/---

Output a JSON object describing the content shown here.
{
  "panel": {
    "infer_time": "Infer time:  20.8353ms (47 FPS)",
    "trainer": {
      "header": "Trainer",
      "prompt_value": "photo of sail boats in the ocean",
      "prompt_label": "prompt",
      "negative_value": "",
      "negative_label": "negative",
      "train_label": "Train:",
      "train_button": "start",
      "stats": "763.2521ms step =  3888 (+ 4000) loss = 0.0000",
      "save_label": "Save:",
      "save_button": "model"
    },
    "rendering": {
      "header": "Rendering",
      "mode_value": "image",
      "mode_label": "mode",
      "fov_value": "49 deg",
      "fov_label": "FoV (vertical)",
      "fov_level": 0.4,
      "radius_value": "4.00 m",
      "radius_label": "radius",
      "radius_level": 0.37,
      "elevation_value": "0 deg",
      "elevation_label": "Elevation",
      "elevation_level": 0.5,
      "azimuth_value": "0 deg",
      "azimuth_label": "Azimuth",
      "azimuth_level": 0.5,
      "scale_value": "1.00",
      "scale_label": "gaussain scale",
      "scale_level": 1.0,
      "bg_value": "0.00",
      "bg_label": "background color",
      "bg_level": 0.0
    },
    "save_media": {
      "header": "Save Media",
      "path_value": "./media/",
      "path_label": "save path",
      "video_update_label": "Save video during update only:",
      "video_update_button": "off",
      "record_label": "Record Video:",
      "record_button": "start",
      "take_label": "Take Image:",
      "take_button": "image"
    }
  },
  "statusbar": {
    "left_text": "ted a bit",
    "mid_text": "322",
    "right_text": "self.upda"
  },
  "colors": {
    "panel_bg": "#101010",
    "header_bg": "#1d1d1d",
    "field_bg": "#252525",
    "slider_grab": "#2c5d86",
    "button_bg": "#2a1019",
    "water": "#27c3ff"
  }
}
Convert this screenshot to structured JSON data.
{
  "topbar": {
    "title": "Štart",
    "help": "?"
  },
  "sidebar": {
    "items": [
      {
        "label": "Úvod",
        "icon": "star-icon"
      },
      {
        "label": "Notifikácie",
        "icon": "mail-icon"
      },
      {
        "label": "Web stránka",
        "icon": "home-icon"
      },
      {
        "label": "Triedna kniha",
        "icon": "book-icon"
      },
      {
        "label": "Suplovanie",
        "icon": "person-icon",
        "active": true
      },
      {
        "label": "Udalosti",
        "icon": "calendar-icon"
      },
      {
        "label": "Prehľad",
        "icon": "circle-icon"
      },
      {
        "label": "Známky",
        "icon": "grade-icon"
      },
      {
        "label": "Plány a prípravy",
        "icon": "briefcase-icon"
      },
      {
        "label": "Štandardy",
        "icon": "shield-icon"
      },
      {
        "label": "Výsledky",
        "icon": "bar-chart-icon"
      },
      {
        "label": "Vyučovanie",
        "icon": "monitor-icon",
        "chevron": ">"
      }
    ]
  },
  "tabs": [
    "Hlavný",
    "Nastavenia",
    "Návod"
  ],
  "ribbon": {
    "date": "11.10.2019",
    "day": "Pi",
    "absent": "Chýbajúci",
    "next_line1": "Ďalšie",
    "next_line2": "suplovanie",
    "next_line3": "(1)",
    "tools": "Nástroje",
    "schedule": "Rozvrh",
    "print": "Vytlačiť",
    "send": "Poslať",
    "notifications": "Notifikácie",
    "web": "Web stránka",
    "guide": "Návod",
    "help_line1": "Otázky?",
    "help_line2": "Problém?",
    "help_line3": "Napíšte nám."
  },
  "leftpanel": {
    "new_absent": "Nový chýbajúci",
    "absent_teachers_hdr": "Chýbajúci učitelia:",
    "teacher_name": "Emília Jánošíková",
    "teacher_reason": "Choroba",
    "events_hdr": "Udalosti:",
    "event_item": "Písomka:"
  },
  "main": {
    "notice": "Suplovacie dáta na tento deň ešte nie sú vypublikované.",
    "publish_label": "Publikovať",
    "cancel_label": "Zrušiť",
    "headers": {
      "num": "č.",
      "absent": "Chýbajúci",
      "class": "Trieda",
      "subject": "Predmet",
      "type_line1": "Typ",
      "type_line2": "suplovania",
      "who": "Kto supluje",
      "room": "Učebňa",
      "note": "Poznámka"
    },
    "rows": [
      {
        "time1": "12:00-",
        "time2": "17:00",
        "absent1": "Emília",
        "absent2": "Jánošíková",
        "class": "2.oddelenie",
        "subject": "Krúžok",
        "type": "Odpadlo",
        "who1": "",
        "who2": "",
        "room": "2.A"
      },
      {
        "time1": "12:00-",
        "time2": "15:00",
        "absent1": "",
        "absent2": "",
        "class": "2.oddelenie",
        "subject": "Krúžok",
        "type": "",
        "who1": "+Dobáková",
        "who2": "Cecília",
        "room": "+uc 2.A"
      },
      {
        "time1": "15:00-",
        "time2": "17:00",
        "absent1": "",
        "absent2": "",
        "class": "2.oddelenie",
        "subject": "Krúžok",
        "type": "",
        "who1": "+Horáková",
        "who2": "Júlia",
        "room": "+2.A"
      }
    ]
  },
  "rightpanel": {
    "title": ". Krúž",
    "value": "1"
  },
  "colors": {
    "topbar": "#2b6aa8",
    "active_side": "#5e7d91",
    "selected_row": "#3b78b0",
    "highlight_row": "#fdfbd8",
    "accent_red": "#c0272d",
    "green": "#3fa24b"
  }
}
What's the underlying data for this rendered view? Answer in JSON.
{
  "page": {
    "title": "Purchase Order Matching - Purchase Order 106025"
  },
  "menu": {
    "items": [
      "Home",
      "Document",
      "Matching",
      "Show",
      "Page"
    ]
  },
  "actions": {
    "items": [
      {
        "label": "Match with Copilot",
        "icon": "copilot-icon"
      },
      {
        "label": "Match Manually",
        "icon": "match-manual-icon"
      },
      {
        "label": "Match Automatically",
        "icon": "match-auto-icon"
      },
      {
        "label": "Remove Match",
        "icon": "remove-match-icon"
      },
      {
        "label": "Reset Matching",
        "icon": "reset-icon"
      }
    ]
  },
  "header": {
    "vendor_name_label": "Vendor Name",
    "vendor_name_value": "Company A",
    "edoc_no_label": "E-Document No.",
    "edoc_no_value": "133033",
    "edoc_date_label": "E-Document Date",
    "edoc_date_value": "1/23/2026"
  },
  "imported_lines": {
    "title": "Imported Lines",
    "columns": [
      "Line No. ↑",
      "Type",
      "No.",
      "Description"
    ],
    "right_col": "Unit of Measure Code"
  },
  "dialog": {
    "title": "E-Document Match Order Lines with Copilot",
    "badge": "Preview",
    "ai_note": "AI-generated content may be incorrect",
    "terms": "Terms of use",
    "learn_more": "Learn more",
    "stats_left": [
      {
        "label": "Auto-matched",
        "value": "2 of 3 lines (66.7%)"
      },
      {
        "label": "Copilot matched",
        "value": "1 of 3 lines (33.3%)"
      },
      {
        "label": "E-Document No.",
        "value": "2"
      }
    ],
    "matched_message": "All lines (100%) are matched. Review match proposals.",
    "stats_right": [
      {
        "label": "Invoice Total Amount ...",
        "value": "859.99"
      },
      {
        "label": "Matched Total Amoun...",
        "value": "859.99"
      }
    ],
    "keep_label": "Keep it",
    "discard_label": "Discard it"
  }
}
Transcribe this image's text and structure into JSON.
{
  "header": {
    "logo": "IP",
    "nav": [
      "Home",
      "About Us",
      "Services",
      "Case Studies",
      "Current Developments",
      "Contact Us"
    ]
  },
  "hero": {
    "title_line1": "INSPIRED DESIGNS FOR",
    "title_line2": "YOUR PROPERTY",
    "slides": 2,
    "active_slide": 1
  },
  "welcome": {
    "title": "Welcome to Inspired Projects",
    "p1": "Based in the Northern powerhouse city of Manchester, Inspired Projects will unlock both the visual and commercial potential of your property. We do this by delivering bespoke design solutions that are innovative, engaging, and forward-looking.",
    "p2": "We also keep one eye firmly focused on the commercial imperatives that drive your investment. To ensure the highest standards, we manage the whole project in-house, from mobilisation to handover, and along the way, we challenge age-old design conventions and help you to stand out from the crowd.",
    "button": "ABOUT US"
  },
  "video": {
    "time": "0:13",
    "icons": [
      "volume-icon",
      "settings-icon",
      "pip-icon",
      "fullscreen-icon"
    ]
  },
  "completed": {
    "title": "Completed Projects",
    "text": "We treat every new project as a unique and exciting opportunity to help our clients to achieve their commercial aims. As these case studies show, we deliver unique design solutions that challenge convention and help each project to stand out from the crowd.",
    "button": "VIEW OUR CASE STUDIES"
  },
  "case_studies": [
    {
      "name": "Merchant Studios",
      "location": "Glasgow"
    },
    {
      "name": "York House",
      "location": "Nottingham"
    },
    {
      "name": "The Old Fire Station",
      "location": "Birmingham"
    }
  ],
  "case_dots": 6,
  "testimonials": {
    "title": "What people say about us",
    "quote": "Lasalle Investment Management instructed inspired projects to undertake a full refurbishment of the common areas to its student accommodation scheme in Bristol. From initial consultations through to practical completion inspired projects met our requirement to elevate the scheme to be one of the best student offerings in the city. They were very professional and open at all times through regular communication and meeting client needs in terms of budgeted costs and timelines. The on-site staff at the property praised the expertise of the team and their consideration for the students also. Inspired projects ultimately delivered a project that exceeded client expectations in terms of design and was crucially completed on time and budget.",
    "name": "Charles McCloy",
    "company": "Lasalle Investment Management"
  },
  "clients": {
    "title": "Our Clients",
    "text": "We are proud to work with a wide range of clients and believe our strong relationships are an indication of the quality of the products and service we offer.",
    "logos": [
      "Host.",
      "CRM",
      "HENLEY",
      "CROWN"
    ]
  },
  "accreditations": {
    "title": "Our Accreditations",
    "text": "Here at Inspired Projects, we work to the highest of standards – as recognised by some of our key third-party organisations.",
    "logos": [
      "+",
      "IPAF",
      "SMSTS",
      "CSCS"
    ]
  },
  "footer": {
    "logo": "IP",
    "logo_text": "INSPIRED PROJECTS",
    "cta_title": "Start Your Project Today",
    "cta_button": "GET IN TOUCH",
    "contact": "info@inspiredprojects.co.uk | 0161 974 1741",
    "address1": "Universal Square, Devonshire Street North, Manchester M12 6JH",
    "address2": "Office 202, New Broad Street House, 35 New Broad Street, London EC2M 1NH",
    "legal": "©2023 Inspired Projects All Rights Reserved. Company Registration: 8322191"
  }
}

\---

**Stated goal:**
Using the records above, copy each line that contains "Document".

**The solution:**
      "Document",
    "edoc_no_label": "E-Document No.",
    "edoc_date_label": "E-Document Date",
    "title": "E-Document Match Order Lines with Copilot",
        "label": "E-Document No.",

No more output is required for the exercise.